**Aim of the task:**
Rewrite the material below, changing every "Circle shape" to "Round shape" and leaving everything else as it is.

**Record extracts:**
- - -
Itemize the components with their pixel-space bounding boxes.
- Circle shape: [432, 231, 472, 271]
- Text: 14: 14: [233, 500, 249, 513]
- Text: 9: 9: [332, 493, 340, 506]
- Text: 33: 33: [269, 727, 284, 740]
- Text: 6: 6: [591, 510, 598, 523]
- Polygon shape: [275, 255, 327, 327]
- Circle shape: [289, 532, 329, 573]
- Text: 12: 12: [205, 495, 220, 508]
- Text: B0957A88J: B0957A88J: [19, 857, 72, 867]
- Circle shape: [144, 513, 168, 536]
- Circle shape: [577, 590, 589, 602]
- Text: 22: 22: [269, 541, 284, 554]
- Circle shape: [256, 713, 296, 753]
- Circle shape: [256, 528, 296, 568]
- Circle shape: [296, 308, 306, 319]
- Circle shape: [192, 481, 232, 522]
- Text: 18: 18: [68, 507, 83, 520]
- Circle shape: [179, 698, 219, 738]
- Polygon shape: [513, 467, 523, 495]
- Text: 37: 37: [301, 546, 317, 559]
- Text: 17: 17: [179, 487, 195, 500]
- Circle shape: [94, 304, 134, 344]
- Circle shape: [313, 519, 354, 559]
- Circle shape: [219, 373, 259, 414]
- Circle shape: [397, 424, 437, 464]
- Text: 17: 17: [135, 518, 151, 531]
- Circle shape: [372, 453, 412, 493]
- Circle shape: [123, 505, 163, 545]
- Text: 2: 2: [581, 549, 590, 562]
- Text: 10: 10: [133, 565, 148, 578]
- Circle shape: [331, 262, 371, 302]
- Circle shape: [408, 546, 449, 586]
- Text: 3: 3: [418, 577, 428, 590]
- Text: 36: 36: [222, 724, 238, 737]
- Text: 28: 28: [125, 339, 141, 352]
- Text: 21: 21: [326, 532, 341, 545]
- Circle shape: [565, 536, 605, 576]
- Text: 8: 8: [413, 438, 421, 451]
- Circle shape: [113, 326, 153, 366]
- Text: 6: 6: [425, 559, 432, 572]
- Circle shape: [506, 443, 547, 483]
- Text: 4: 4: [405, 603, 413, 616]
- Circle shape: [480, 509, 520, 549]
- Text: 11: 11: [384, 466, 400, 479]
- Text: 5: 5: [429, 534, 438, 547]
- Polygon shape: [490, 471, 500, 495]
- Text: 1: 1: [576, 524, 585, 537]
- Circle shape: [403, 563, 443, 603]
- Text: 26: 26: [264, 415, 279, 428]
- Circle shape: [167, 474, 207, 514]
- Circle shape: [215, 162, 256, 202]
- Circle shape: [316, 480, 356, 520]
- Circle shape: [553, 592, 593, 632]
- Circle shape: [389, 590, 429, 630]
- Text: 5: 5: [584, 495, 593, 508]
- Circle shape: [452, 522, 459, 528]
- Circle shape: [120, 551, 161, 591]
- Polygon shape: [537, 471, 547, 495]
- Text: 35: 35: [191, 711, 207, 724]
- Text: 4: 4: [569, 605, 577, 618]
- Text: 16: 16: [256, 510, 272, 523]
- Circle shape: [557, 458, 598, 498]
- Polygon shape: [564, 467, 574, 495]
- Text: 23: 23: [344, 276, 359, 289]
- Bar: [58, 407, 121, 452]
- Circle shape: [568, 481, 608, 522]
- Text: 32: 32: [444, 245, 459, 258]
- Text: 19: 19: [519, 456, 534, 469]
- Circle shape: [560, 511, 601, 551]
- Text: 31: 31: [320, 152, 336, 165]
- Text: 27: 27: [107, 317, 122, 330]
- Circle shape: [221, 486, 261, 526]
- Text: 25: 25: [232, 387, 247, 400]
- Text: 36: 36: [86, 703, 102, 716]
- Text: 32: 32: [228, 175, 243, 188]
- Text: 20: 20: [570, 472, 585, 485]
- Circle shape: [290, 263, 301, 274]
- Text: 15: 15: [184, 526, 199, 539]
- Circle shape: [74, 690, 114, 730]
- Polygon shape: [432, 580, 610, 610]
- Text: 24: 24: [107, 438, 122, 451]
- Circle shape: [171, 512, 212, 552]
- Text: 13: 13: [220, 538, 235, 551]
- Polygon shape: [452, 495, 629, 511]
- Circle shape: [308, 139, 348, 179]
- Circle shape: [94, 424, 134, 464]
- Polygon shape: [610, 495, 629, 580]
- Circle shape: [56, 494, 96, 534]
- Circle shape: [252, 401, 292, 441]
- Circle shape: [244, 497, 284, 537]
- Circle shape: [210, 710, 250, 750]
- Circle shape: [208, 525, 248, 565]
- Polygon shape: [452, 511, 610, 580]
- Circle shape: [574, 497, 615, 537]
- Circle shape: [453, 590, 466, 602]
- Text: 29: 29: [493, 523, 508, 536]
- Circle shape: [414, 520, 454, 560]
- - -
**Full output:**
Itemize the components with their pixel-space bounding boxes.
- Round shape: [432, 231, 472, 271]
- Text: 14: 14: [233, 500, 249, 513]
- Text: 9: 9: [332, 493, 340, 506]
- Text: 33: 33: [269, 727, 284, 740]
- Text: 6: 6: [591, 510, 598, 523]
- Polygon shape: [275, 255, 327, 327]
- Round shape: [289, 532, 329, 573]
- Text: 12: 12: [205, 495, 220, 508]
- Text: B0957A88J: B0957A88J: [19, 857, 72, 867]
- Round shape: [144, 513, 168, 536]
- Round shape: [577, 590, 589, 602]
- Text: 22: 22: [269, 541, 284, 554]
- Round shape: [256, 713, 296, 753]
- Round shape: [256, 528, 296, 568]
- Round shape: [296, 308, 306, 319]
- Round shape: [192, 481, 232, 522]
- Text: 18: 18: [68, 507, 83, 520]
- Round shape: [179, 698, 219, 738]
- Polygon shape: [513, 467, 523, 495]
- Text: 37: 37: [301, 546, 317, 559]
- Text: 17: 17: [179, 487, 195, 500]
- Round shape: [94, 304, 134, 344]
- Round shape: [313, 519, 354, 559]
- Round shape: [219, 373, 259, 414]
- Round shape: [397, 424, 437, 464]
- Text: 17: 17: [135, 518, 151, 531]
- Round shape: [372, 453, 412, 493]
- Round shape: [123, 505, 163, 545]
- Text: 2: 2: [581, 549, 590, 562]
- Text: 10: 10: [133, 565, 148, 578]
- Round shape: [331, 262, 371, 302]
- Round shape: [408, 546, 449, 586]
- Text: 3: 3: [418, 577, 428, 590]
- Text: 36: 36: [222, 724, 238, 737]
- Text: 28: 28: [125, 339, 141, 352]
- Text: 21: 21: [326, 532, 341, 545]
- Round shape: [565, 536, 605, 576]
- Text: 8: 8: [413, 438, 421, 451]
- Round shape: [113, 326, 153, 366]
- Text: 6: 6: [425, 559, 432, 572]
- Round shape: [506, 443, 547, 483]
- Text: 4: 4: [405, 603, 413, 616]
- Round shape: [480, 509, 520, 549]
- Text: 11: 11: [384, 466, 400, 479]
- Text: 5: 5: [429, 534, 438, 547]
- Polygon shape: [490, 471, 500, 495]
- Text: 1: 1: [576, 524, 585, 537]
- Round shape: [403, 563, 443, 603]
- Text: 26: 26: [264, 415, 279, 428]
- Round shape: [167, 474, 207, 514]
- Round shape: [215, 162, 256, 202]
- Round shape: [316, 480, 356, 520]
- Round shape: [553, 592, 593, 632]
- Round shape: [389, 590, 429, 630]
- Text: 5: 5: [584, 495, 593, 508]
- Round shape: [452, 522, 459, 528]
- Round shape: [120, 551, 161, 591]
- Polygon shape: [537, 471, 547, 495]
- Text: 35: 35: [191, 711, 207, 724]
- Text: 4: 4: [569, 605, 577, 618]
- Text: 16: 16: [256, 510, 272, 523]
- Round shape: [557, 458, 598, 498]
- Polygon shape: [564, 467, 574, 495]
- Text: 23: 23: [344, 276, 359, 289]
- Bar: [58, 407, 121, 452]
- Round shape: [568, 481, 608, 522]
- Text: 32: 32: [444, 245, 459, 258]
- Text: 19: 19: [519, 456, 534, 469]
- Round shape: [560, 511, 601, 551]
- Text: 31: 31: [320, 152, 336, 165]
- Text: 27: 27: [107, 317, 122, 330]
- Round shape: [221, 486, 261, 526]
- Text: 25: 25: [232, 387, 247, 400]
- Text: 36: 36: [86, 703, 102, 716]
- Text: 32: 32: [228, 175, 243, 188]
- Text: 20: 20: [570, 472, 585, 485]
- Round shape: [290, 263, 301, 274]
- Text: 15: 15: [184, 526, 199, 539]
- Round shape: [74, 690, 114, 730]
- Polygon shape: [432, 580, 610, 610]
- Text: 24: 24: [107, 438, 122, 451]
- Round shape: [171, 512, 212, 552]
- Text: 13: 13: [220, 538, 235, 551]
- Polygon shape: [452, 495, 629, 511]
- Round shape: [308, 139, 348, 179]
- Round shape: [94, 424, 134, 464]
- Polygon shape: [610, 495, 629, 580]
- Round shape: [56, 494, 96, 534]
- Round shape: [252, 401, 292, 441]
- Round shape: [244, 497, 284, 537]
- Round shape: [210, 710, 250, 750]
- Round shape: [208, 525, 248, 565]
- Polygon shape: [452, 511, 610, 580]
- Round shape: [574, 497, 615, 537]
- Round shape: [453, 590, 466, 602]
- Text: 29: 29: [493, 523, 508, 536]
- Round shape: [414, 520, 454, 560]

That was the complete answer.